** To do **
Scan the material that follows. Copy every line containing the word "coches".

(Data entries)
+ + + + +

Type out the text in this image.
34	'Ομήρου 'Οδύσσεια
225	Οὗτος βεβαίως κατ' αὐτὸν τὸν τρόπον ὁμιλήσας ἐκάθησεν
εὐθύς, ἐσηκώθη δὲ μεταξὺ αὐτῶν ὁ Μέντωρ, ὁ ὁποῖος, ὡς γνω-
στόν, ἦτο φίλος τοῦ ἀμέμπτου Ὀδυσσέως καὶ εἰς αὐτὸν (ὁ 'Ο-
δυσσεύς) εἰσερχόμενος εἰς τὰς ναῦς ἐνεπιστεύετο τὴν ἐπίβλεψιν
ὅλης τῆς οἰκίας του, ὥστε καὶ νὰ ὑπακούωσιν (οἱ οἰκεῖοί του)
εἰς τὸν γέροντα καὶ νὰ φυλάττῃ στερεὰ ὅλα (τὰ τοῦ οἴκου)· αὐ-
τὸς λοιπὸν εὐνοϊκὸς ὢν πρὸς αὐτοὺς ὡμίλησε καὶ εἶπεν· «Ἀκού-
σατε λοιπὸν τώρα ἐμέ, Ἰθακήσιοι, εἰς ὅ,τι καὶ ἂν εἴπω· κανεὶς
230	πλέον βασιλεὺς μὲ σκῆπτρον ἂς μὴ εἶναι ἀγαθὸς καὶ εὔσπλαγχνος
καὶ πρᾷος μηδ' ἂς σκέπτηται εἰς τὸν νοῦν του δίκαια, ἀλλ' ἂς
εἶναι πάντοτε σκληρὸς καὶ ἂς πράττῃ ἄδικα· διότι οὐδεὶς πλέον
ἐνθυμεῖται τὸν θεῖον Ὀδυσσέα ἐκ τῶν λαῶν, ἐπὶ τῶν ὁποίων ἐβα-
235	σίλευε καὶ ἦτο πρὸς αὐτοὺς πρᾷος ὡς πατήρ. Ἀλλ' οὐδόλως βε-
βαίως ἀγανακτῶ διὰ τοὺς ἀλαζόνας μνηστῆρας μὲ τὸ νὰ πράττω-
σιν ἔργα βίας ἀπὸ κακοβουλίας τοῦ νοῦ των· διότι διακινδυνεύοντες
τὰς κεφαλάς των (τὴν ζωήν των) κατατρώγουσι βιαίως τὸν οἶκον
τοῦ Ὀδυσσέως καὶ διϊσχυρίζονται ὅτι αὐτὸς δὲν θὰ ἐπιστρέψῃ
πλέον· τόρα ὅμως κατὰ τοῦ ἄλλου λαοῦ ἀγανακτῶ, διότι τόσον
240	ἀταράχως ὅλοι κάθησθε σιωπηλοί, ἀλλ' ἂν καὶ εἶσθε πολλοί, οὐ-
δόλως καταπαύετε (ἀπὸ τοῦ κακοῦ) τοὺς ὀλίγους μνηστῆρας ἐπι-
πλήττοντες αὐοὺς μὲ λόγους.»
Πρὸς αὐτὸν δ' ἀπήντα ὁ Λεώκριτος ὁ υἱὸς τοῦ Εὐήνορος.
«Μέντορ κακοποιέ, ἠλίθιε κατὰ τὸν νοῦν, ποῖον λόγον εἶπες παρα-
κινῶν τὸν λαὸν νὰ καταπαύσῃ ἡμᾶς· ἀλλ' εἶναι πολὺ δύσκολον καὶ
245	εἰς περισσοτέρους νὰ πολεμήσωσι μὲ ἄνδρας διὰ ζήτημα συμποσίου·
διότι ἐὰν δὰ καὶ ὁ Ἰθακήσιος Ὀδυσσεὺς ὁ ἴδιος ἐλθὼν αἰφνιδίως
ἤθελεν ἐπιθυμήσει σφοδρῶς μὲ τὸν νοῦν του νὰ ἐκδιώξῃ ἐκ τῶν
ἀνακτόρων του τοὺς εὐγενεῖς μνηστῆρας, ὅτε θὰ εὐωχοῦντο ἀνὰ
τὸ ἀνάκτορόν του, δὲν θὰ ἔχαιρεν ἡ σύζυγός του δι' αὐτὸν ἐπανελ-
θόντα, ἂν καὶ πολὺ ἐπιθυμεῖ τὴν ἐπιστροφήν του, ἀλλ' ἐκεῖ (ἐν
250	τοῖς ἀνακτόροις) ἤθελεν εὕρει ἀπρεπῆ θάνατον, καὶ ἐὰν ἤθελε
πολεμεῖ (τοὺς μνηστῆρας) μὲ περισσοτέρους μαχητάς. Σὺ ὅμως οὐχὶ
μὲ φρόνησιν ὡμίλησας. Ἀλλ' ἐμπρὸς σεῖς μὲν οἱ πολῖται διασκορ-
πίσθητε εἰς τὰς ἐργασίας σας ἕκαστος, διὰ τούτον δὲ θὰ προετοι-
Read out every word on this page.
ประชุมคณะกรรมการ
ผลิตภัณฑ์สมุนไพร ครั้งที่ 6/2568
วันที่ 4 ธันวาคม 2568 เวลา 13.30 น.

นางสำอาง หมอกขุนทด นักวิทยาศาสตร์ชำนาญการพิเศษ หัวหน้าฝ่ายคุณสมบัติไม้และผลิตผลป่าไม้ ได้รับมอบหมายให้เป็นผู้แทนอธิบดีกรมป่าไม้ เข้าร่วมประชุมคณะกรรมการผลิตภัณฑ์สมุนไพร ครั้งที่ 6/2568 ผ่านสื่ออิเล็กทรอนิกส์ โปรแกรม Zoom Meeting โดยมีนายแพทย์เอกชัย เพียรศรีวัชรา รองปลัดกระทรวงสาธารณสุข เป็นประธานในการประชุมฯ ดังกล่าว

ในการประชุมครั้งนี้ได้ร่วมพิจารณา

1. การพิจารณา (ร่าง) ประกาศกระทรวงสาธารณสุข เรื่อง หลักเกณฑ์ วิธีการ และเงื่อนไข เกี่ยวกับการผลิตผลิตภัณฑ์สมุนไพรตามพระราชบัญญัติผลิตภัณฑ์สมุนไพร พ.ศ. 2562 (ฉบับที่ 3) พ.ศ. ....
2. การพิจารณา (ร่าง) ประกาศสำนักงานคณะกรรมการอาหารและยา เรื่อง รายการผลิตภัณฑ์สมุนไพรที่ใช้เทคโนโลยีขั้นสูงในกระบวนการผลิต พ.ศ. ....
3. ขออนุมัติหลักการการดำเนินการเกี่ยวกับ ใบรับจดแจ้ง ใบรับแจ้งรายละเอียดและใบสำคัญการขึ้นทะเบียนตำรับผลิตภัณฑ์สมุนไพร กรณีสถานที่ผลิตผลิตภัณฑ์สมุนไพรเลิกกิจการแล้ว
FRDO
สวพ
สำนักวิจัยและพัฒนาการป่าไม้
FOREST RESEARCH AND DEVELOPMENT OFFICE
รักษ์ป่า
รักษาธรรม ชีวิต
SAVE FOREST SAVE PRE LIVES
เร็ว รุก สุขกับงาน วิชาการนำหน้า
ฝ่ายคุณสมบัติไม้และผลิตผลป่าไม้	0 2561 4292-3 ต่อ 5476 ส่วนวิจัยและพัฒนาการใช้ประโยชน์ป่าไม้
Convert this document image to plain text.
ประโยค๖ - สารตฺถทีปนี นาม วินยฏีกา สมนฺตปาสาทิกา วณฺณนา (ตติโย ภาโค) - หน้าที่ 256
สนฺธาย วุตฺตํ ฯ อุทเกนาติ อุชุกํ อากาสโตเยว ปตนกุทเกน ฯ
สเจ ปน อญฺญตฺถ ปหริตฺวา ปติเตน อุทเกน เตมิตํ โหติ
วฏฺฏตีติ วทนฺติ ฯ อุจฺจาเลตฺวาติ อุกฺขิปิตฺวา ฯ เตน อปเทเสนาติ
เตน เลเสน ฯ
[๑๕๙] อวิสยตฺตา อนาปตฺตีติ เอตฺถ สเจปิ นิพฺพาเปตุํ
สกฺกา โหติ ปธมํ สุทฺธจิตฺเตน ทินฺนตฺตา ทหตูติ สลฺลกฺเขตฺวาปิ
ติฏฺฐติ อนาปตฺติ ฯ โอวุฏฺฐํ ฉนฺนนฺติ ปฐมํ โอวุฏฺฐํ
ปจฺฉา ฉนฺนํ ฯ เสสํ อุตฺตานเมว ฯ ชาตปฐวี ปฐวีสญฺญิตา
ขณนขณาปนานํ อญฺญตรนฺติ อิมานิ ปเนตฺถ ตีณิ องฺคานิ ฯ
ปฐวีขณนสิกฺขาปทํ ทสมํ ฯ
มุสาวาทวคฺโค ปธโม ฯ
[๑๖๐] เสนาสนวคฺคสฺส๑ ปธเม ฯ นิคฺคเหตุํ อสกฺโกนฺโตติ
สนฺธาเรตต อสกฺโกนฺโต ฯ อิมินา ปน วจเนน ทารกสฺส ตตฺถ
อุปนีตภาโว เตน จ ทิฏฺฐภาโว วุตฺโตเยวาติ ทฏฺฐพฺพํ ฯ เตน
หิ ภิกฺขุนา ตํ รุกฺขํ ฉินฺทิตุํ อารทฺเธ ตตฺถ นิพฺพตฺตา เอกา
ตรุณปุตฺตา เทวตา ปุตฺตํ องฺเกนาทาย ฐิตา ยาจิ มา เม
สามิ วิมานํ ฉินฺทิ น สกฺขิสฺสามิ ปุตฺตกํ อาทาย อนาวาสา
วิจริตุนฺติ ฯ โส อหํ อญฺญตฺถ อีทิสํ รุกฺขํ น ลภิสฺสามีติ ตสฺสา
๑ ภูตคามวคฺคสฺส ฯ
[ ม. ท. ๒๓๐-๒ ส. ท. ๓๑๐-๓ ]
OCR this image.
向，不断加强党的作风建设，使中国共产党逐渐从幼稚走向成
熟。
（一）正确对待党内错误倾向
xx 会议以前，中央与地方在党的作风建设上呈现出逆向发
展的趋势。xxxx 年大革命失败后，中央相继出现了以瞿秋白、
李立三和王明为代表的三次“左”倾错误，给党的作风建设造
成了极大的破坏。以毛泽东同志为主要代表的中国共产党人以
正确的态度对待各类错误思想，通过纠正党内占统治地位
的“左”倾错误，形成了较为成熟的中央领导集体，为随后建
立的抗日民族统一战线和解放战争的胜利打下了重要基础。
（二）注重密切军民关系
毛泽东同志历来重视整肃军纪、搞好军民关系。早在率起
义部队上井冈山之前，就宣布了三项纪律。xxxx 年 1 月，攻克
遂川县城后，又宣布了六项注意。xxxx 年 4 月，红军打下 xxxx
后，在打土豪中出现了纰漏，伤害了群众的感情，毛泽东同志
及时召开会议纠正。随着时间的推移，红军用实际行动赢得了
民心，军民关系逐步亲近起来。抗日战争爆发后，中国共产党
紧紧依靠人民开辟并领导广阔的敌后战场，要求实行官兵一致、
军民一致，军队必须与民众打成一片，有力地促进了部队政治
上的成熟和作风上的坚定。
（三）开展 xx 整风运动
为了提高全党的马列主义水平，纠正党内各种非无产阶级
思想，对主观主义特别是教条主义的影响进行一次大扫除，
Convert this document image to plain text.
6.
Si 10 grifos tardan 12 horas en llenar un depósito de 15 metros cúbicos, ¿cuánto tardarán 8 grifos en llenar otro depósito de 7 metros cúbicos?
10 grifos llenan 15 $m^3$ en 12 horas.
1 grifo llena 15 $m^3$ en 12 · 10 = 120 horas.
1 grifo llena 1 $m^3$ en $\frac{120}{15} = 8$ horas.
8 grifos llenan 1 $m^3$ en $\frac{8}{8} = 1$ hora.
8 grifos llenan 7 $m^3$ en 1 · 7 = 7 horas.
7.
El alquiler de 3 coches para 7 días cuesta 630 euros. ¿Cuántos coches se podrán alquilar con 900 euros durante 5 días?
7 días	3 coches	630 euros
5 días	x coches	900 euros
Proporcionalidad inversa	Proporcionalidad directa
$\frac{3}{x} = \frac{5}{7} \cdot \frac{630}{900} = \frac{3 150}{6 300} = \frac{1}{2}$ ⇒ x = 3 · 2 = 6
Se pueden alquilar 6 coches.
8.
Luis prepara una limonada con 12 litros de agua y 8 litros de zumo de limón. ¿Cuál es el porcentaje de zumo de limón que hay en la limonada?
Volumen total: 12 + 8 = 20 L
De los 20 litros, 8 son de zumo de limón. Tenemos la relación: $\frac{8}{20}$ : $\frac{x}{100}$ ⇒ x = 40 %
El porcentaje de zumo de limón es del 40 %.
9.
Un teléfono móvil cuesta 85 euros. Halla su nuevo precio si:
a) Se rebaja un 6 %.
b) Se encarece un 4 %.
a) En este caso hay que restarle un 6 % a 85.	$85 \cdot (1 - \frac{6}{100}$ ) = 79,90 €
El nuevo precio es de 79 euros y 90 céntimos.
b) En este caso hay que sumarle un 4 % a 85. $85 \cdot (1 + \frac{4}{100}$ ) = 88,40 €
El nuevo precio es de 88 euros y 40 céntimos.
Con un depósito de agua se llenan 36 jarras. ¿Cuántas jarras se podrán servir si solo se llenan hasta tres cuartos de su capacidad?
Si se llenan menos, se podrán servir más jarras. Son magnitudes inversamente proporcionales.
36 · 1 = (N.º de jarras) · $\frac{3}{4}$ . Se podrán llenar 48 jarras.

+ + + + +

** Problem solution **
El alquiler de 3 coches para 7 días cuesta 630 euros. ¿Cuántos coches se podrán alquilar con 900 euros durante 5 días?
7 días	3 coches	630 euros
5 días	x coches	900 euros
Se pueden alquilar 6 coches.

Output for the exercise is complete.